-- Aim --
Pick out each line containing the string "НАЙБІЛЬШИМИ" and copy it.
##### Stored data #####
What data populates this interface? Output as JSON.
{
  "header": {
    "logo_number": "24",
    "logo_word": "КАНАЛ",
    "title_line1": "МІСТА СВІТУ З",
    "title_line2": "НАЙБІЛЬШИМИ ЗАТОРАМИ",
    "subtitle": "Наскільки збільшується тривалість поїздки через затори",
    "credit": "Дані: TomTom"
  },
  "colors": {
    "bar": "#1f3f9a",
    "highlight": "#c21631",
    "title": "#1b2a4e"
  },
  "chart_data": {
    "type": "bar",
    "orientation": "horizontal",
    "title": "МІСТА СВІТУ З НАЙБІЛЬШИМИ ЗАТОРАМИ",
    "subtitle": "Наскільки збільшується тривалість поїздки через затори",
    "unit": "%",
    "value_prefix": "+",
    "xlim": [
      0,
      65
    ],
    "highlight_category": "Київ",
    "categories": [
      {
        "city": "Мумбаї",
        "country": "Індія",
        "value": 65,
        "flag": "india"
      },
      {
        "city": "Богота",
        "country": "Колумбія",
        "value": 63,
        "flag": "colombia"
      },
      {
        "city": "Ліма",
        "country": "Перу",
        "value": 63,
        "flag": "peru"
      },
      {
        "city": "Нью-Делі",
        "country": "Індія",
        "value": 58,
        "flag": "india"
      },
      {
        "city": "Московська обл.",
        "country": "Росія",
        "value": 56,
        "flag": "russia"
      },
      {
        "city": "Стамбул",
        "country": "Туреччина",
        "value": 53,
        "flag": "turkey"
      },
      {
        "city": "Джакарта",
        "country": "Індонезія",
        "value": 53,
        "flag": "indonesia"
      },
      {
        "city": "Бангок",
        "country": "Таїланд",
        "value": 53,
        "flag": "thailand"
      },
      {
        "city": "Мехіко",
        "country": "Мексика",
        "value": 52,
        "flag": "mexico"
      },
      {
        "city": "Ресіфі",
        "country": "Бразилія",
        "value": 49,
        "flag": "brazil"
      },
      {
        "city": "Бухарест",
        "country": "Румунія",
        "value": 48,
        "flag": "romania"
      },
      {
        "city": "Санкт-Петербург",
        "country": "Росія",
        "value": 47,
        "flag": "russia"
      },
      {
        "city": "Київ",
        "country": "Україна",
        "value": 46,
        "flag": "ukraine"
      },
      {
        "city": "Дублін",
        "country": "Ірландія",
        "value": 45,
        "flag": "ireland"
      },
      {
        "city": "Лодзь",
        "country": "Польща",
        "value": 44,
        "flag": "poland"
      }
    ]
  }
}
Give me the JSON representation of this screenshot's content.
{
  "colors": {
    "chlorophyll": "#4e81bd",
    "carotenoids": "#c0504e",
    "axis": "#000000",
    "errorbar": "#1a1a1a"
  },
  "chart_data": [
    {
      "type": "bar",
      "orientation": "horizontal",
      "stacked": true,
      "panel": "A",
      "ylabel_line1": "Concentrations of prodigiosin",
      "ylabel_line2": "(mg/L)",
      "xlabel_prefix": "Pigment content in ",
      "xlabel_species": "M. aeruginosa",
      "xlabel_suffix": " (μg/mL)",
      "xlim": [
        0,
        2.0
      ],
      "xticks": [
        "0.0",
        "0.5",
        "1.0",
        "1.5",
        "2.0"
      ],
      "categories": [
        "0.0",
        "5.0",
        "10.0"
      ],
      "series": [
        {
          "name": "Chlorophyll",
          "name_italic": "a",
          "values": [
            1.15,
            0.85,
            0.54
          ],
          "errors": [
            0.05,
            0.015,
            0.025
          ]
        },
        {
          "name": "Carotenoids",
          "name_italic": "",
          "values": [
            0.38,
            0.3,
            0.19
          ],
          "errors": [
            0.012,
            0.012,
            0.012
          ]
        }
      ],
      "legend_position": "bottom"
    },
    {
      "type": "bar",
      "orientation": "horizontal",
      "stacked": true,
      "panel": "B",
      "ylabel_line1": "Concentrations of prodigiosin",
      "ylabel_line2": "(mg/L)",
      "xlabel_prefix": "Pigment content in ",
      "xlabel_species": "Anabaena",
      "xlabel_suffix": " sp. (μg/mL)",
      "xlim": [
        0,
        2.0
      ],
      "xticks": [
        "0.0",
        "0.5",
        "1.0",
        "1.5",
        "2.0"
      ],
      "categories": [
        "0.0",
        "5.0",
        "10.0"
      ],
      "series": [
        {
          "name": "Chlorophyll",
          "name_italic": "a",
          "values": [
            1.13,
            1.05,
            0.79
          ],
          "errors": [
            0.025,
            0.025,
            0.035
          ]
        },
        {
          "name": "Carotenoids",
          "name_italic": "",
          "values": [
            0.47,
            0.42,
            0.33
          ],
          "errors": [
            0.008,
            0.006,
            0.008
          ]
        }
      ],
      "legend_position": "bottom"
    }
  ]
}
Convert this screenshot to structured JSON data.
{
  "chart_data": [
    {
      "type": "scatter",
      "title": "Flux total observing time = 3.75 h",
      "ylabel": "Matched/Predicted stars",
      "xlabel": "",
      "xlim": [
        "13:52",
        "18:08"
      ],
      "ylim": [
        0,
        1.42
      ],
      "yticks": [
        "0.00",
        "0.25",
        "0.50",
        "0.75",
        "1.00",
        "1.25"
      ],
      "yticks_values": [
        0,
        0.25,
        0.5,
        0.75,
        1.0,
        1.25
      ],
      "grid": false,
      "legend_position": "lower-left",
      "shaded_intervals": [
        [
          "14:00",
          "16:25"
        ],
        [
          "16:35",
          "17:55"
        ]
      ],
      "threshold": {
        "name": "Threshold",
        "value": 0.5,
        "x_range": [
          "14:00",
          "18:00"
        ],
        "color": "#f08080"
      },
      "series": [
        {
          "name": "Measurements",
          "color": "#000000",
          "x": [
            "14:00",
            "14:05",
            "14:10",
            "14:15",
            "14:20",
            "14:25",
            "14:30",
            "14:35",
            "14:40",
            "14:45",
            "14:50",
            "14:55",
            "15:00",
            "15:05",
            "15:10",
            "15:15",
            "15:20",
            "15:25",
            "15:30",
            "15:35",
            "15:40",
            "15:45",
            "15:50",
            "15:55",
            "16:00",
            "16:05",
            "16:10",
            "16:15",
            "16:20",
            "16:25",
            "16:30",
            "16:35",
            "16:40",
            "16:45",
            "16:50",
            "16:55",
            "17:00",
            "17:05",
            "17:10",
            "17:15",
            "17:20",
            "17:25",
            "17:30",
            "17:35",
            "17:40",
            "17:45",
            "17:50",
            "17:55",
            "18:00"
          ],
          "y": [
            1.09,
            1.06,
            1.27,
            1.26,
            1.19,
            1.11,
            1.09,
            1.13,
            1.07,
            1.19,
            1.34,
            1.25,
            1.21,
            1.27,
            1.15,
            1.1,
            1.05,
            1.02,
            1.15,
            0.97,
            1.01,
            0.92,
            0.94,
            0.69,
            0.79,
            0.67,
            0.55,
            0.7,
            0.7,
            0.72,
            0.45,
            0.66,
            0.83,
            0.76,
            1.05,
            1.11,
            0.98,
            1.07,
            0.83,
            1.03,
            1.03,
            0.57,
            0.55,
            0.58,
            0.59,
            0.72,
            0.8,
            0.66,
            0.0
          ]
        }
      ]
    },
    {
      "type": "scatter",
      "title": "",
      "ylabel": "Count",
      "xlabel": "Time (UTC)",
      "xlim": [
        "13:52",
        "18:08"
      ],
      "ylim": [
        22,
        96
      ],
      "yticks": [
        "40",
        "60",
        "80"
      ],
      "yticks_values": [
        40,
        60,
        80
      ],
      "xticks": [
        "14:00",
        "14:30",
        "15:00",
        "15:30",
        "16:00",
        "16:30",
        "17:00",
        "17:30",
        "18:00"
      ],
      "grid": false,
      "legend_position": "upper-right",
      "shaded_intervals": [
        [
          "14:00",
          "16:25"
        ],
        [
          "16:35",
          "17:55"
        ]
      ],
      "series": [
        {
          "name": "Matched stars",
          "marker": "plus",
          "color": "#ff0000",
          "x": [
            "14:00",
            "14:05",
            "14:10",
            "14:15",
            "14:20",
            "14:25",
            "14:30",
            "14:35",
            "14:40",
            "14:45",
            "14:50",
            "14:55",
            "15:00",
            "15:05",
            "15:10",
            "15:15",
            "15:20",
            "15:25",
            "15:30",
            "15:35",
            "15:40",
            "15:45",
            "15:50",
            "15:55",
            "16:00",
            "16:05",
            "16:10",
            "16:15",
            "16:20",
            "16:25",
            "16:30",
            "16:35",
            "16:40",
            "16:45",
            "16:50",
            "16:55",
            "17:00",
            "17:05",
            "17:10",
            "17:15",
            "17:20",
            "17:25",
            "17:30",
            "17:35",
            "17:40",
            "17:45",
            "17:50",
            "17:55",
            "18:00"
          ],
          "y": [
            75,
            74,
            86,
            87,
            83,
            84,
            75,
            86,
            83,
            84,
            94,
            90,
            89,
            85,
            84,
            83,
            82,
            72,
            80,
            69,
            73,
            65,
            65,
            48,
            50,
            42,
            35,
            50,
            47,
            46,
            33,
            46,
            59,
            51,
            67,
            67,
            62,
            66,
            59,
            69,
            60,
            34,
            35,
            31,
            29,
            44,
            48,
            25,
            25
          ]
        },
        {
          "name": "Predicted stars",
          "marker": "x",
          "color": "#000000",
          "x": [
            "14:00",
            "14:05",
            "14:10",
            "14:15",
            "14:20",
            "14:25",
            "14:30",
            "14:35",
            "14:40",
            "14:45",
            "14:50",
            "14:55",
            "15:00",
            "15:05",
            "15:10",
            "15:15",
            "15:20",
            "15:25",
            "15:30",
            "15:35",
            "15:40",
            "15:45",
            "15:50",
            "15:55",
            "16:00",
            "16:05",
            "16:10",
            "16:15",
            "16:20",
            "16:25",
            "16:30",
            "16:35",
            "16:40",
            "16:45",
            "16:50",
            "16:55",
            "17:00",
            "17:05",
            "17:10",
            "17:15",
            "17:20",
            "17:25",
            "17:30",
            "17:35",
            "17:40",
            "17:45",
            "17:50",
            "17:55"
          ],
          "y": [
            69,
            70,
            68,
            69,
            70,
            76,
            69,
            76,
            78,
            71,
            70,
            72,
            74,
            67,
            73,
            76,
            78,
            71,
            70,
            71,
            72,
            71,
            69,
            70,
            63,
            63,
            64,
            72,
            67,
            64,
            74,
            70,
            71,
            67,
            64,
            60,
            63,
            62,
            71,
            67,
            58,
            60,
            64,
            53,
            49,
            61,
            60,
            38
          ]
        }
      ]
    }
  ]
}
#####
-- Exercise response --
    "title_line2": "НАЙБІЛЬШИМИ ЗАТОРАМИ",
    "title": "МІСТА СВІТУ З НАЙБІЛЬШИМИ ЗАТОРАМИ",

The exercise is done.